SEZIONE TERZA CIVILE

Composta dagli Ill.mi Sigg.ri Magistrati:

Dott. SCARANO Luigi A. – rel. Presidente –

Dott. FIECCONI Francesca – Consigliere –

Dott. GIANNITI Pasquale – Consigliere –

Dott. PORRECA Paolo – Consigliere –

Dott. FANTICINI Giovanni – Consigliere –

ha pronunciato la seguente:

ORDINANZA

sul ricorso 818-2016 proposto da:

U.D., elettivamente domiciliato in ROMA, VIA AUGUSTO BEVIGNANI 12, presso lo studio dell’avvocato STEFANO PALMA, rappresentato e difeso dall’avvocato FRANCESCO LAROCCA giusta procura speciale in calce al ricorso;

– ricorrente –

contro

G.V., elettivamente domiciliato in ROMA, VIA LUIGI LILIO 95, presso lo studio dell’avvocato TEODORO CARSILLO, che lo rappresenta e difende unitamente all’avvocato ANGELO CARDARELLA giusta procura speciale in calce al controricorso;

– controricorrente –

avverso la sentenza n. 702/2014 della CORTE D’APPELLO di LECCE, depositata il 30/04/2015;

udita la relazione della causa svolta nella camera di consiglio del 23/02/2018 dal Consigliere Dott. LUIGI ALESSANDRO SCARANO.

SVOLGIMENTO DEL PROCESSO

Con sentenza del 30/4/2015 la Corte d’Appello di Lecce ha respinto il gravame interposto dal sig. U.D. in relazione alla pronunzia, su riuniti giudizi, Trib. Brindisi n. 61 del 2013, di accoglimento della domanda proposta dal sig. G.V. di risoluzione per morosità del contratto di locazione ad uso diverso da abitazione, avente ad oggetto immobile sito in ***** e *****, dai medesimi stipulato in data *****.

════

COSA SI CHIEDE: Secondo l'ordinanza, per quale motivo il sig. G.V. aveva chiesto la risoluzione del contratto di locazione? Spiegalo in una o due frasi.

RIGHE DI DATI:

════

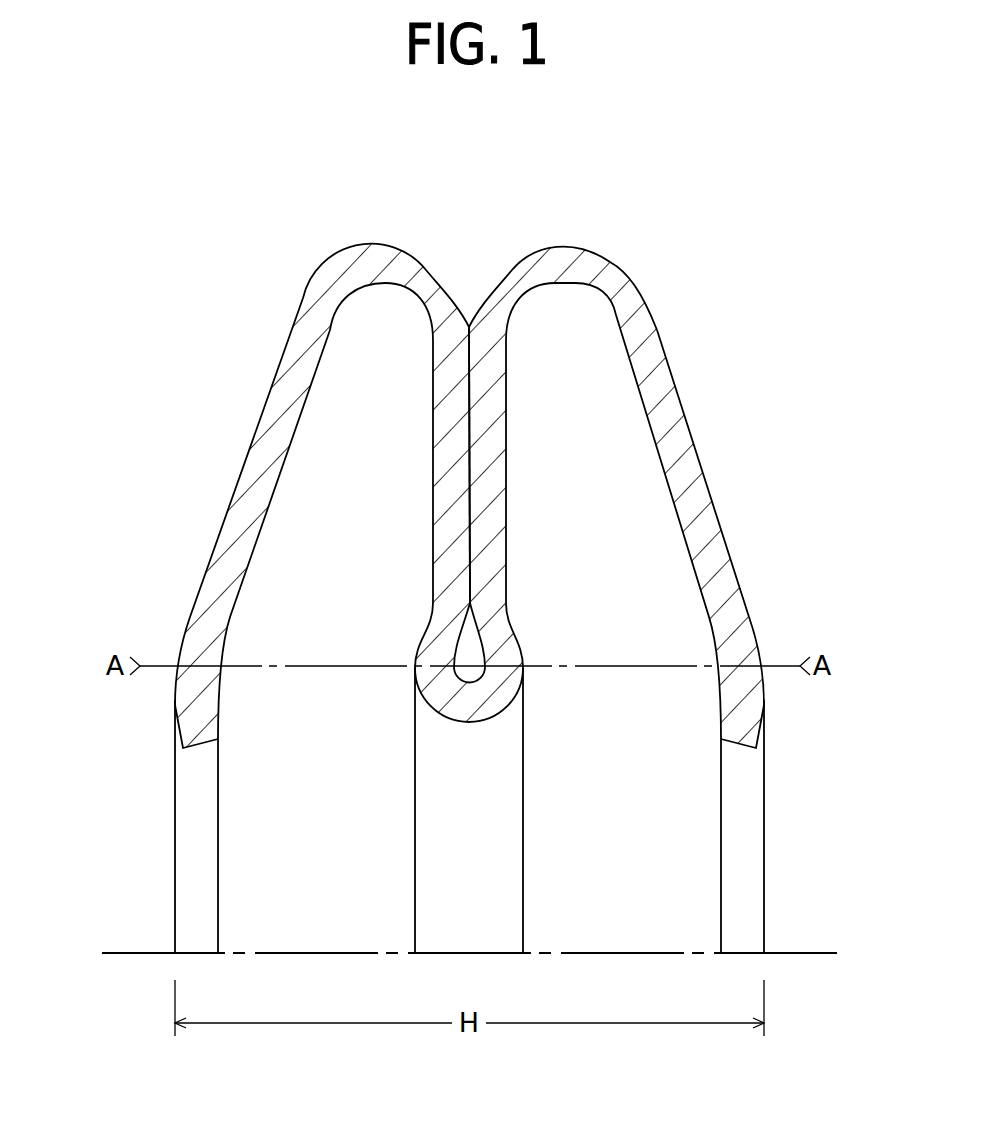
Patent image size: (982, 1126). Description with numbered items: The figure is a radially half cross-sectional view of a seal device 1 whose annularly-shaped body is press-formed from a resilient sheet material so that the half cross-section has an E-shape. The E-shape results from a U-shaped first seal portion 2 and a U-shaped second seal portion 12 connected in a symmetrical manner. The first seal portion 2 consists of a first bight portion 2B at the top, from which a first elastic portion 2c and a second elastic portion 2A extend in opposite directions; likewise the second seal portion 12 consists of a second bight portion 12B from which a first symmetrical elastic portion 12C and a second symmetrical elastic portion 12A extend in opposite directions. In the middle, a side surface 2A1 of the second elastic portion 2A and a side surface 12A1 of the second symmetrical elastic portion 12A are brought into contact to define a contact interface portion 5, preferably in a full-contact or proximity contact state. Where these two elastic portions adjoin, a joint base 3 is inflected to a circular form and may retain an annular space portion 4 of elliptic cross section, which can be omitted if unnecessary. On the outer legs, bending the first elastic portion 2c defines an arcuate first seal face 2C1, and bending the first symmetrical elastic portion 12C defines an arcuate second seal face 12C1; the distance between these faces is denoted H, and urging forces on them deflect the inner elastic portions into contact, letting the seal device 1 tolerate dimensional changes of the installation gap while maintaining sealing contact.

════

LA RISPOSTA: Il sig. G.V. aveva chiesto la risoluzione per morosità del contratto di locazione ad uso diverso da abitazione stipulato con il sig. U.D. Il Tribunale di Brindisi aveva accolto la domanda, e la Corte d'Appello di Lecce ha poi respinto il gravame del sig. U.D.